### Saved data entries
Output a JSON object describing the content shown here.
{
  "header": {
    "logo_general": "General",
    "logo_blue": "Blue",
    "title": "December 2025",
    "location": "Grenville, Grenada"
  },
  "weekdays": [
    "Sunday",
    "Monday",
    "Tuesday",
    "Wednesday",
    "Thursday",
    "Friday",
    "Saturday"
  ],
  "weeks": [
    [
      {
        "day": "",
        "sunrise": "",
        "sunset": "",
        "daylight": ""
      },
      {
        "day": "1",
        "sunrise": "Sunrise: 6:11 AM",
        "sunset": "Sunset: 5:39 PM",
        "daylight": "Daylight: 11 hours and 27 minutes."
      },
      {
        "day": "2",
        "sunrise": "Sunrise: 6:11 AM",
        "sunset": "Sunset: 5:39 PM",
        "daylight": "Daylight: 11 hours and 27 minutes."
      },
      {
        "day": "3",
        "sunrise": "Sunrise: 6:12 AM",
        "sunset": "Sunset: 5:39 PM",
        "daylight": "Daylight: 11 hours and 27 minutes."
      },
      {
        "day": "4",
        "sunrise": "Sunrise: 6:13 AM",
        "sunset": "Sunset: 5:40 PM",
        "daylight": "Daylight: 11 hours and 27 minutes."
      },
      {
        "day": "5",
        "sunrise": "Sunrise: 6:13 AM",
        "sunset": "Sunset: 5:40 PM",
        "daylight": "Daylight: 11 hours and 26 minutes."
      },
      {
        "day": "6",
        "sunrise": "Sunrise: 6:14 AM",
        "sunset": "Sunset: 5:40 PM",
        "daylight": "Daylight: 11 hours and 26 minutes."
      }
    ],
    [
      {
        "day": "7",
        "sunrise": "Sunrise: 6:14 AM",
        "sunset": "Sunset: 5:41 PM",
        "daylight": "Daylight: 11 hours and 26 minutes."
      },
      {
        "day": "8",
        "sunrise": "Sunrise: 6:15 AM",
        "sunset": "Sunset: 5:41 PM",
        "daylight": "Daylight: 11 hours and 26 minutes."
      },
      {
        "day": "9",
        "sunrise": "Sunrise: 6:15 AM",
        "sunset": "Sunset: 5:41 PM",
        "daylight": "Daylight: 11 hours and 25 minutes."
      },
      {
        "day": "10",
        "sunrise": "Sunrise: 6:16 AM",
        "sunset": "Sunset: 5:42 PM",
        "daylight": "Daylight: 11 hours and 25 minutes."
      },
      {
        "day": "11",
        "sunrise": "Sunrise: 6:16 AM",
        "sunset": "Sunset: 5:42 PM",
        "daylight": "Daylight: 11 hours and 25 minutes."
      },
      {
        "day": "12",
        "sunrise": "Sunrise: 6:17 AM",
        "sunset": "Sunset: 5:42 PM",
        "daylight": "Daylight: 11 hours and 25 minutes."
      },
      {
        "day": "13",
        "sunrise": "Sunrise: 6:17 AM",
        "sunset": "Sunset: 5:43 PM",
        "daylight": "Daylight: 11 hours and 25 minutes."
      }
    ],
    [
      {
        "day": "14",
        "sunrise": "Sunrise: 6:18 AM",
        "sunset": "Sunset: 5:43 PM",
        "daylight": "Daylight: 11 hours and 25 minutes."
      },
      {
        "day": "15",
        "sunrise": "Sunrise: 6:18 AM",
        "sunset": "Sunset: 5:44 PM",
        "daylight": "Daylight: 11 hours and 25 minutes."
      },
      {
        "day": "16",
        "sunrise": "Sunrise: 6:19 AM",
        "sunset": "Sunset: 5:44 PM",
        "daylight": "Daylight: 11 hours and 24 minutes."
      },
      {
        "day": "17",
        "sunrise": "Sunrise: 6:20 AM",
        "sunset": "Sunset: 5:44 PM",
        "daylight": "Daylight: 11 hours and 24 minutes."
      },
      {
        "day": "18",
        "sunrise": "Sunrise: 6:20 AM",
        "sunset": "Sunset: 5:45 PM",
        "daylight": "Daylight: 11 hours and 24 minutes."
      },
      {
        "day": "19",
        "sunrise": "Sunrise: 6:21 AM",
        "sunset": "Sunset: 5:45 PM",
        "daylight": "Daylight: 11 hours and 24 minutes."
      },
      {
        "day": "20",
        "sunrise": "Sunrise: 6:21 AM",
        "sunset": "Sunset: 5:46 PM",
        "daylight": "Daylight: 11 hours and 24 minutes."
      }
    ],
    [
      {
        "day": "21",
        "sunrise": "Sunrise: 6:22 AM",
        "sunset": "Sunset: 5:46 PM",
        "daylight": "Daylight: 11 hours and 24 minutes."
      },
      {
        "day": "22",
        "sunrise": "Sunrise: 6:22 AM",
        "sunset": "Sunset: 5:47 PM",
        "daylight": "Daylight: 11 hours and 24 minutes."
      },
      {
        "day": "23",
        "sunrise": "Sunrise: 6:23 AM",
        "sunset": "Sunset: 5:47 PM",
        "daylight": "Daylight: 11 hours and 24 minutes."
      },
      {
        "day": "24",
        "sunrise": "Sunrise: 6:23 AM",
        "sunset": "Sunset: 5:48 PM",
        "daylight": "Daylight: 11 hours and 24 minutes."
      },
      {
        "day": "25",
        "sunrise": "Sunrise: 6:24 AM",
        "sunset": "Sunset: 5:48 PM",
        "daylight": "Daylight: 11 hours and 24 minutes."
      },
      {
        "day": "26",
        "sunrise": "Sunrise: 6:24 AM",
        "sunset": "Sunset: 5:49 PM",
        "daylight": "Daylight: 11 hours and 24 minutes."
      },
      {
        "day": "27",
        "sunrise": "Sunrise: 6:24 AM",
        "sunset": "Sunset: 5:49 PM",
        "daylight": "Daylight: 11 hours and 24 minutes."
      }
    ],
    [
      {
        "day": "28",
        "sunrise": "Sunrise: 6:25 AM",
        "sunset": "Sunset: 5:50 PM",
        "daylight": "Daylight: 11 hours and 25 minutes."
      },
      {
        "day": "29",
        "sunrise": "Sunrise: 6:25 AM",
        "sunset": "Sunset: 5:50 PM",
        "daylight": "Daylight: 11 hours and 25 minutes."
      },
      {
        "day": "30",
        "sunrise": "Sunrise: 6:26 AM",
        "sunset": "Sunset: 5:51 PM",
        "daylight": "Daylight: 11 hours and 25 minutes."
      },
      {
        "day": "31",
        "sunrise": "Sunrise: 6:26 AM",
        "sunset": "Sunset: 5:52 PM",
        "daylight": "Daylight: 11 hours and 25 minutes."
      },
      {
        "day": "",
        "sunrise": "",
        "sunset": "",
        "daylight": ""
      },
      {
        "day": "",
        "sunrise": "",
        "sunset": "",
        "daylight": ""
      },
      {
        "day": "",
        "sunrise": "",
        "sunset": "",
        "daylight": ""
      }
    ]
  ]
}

### REQUIRED TASK
Transcribe the full listing above without leaving anything out.

### ANSWER TO THIS PROBLEM
Output a JSON object describing the content shown here.
{
  "header": {
    "logo_general": "General",
    "logo_blue": "Blue",
    "title": "December 2025",
    "location": "Grenville, Grenada"
  },
  "weekdays": [
    "Sunday",
    "Monday",
    "Tuesday",
    "Wednesday",
    "Thursday",
    "Friday",
    "Saturday"
  ],
  "weeks": [
    [
      {
        "day": "",
        "sunrise": "",
        "sunset": "",
        "daylight": ""
      },
      {
        "day": "1",
        "sunrise": "Sunrise: 6:11 AM",
        "sunset": "Sunset: 5:39 PM",
        "daylight": "Daylight: 11 hours and 27 minutes."
      },
      {
        "day": "2",
        "sunrise": "Sunrise: 6:11 AM",
        "sunset": "Sunset: 5:39 PM",
        "daylight": "Daylight: 11 hours and 27 minutes."
      },
      {
        "day": "3",
        "sunrise": "Sunrise: 6:12 AM",
        "sunset": "Sunset: 5:39 PM",
        "daylight": "Daylight: 11 hours and 27 minutes."
      },
      {
        "day": "4",
        "sunrise": "Sunrise: 6:13 AM",
        "sunset": "Sunset: 5:40 PM",
        "daylight": "Daylight: 11 hours and 27 minutes."
      },
      {
        "day": "5",
        "sunrise": "Sunrise: 6:13 AM",
        "sunset": "Sunset: 5:40 PM",
        "daylight": "Daylight: 11 hours and 26 minutes."
      },
      {
        "day": "6",
        "sunrise": "Sunrise: 6:14 AM",
        "sunset": "Sunset: 5:40 PM",
        "daylight": "Daylight: 11 hours and 26 minutes."
      }
    ],
    [
      {
        "day": "7",
        "sunrise": "Sunrise: 6:14 AM",
        "sunset": "Sunset: 5:41 PM",
        "daylight": "Daylight: 11 hours and 26 minutes."
      },
      {
        "day": "8",
        "sunrise": "Sunrise: 6:15 AM",
        "sunset": "Sunset: 5:41 PM",
        "daylight": "Daylight: 11 hours and 26 minutes."
      },
      {
        "day": "9",
        "sunrise": "Sunrise: 6:15 AM",
        "sunset": "Sunset: 5:41 PM",
        "daylight": "Daylight: 11 hours and 25 minutes."
      },
      {
        "day": "10",
        "sunrise": "Sunrise: 6:16 AM",
        "sunset": "Sunset: 5:42 PM",
        "daylight": "Daylight: 11 hours and 25 minutes."
      },
      {
        "day": "11",
        "sunrise": "Sunrise: 6:16 AM",
        "sunset": "Sunset: 5:42 PM",
        "daylight": "Daylight: 11 hours and 25 minutes."
      },
      {
        "day": "12",
        "sunrise": "Sunrise: 6:17 AM",
        "sunset": "Sunset: 5:42 PM",
        "daylight": "Daylight: 11 hours and 25 minutes."
      },
      {
        "day": "13",
        "sunrise": "Sunrise: 6:17 AM",
        "sunset": "Sunset: 5:43 PM",
        "daylight": "Daylight: 11 hours and 25 minutes."
      }
    ],
    [
      {
        "day": "14",
        "sunrise": "Sunrise: 6:18 AM",
        "sunset": "Sunset: 5:43 PM",
        "daylight": "Daylight: 11 hours and 25 minutes."
      },
      {
        "day": "15",
        "sunrise": "Sunrise: 6:18 AM",
        "sunset": "Sunset: 5:44 PM",
        "daylight": "Daylight: 11 hours and 25 minutes."
      },
      {
        "day": "16",
        "sunrise": "Sunrise: 6:19 AM",
        "sunset": "Sunset: 5:44 PM",
        "daylight": "Daylight: 11 hours and 24 minutes."
      },
      {
        "day": "17",
        "sunrise": "Sunrise: 6:20 AM",
        "sunset": "Sunset: 5:44 PM",
        "daylight": "Daylight: 11 hours and 24 minutes."
      },
      {
        "day": "18",
        "sunrise": "Sunrise: 6:20 AM",
        "sunset": "Sunset: 5:45 PM",
        "daylight": "Daylight: 11 hours and 24 minutes."
      },
      {
        "day": "19",
        "sunrise": "Sunrise: 6:21 AM",
        "sunset": "Sunset: 5:45 PM",
        "daylight": "Daylight: 11 hours and 24 minutes."
      },
      {
        "day": "20",
        "sunrise": "Sunrise: 6:21 AM",
        "sunset": "Sunset: 5:46 PM",
        "daylight": "Daylight: 11 hours and 24 minutes."
      }
    ],
    [
      {
        "day": "21",
        "sunrise": "Sunrise: 6:22 AM",
        "sunset": "Sunset: 5:46 PM",
        "daylight": "Daylight: 11 hours and 24 minutes."
      },
      {
        "day": "22",
        "sunrise": "Sunrise: 6:22 AM",
        "sunset": "Sunset: 5:47 PM",
        "daylight": "Daylight: 11 hours and 24 minutes."
      },
      {
        "day": "23",
        "sunrise": "Sunrise: 6:23 AM",
        "sunset": "Sunset: 5:47 PM",
        "daylight": "Daylight: 11 hours and 24 minutes."
      },
      {
        "day": "24",
        "sunrise": "Sunrise: 6:23 AM",
        "sunset": "Sunset: 5:48 PM",
        "daylight": "Daylight: 11 hours and 24 minutes."
      },
      {
        "day": "25",
        "sunrise": "Sunrise: 6:24 AM",
        "sunset": "Sunset: 5:48 PM",
        "daylight": "Daylight: 11 hours and 24 minutes."
      },
      {
        "day": "26",
        "sunrise": "Sunrise: 6:24 AM",
        "sunset": "Sunset: 5:49 PM",
        "daylight": "Daylight: 11 hours and 24 minutes."
      },
      {
        "day": "27",
        "sunrise": "Sunrise: 6:24 AM",
        "sunset": "Sunset: 5:49 PM",
        "daylight": "Daylight: 11 hours and 24 minutes."
      }
    ],
    [
      {
        "day": "28",
        "sunrise": "Sunrise: 6:25 AM",
        "sunset": "Sunset: 5:50 PM",
        "daylight": "Daylight: 11 hours and 25 minutes."
      },
      {
        "day": "29",
        "sunrise": "Sunrise: 6:25 AM",
        "sunset": "Sunset: 5:50 PM",
        "daylight": "Daylight: 11 hours and 25 minutes."
      },
      {
        "day": "30",
        "sunrise": "Sunrise: 6:26 AM",
        "sunset": "Sunset: 5:51 PM",
        "daylight": "Daylight: 11 hours and 25 minutes."
      },
      {
        "day": "31",
        "sunrise": "Sunrise: 6:26 AM",
        "sunset": "Sunset: 5:52 PM",
        "daylight": "Daylight: 11 hours and 25 minutes."
      },
      {
        "day": "",
        "sunrise": "",
        "sunset": "",
        "daylight": ""
      },
      {
        "day": "",
        "sunrise": "",
        "sunset": "",
        "daylight": ""
      },
      {
        "day": "",
        "sunrise": "",
        "sunset": "",
        "daylight": ""
      }
    ]
  ]
}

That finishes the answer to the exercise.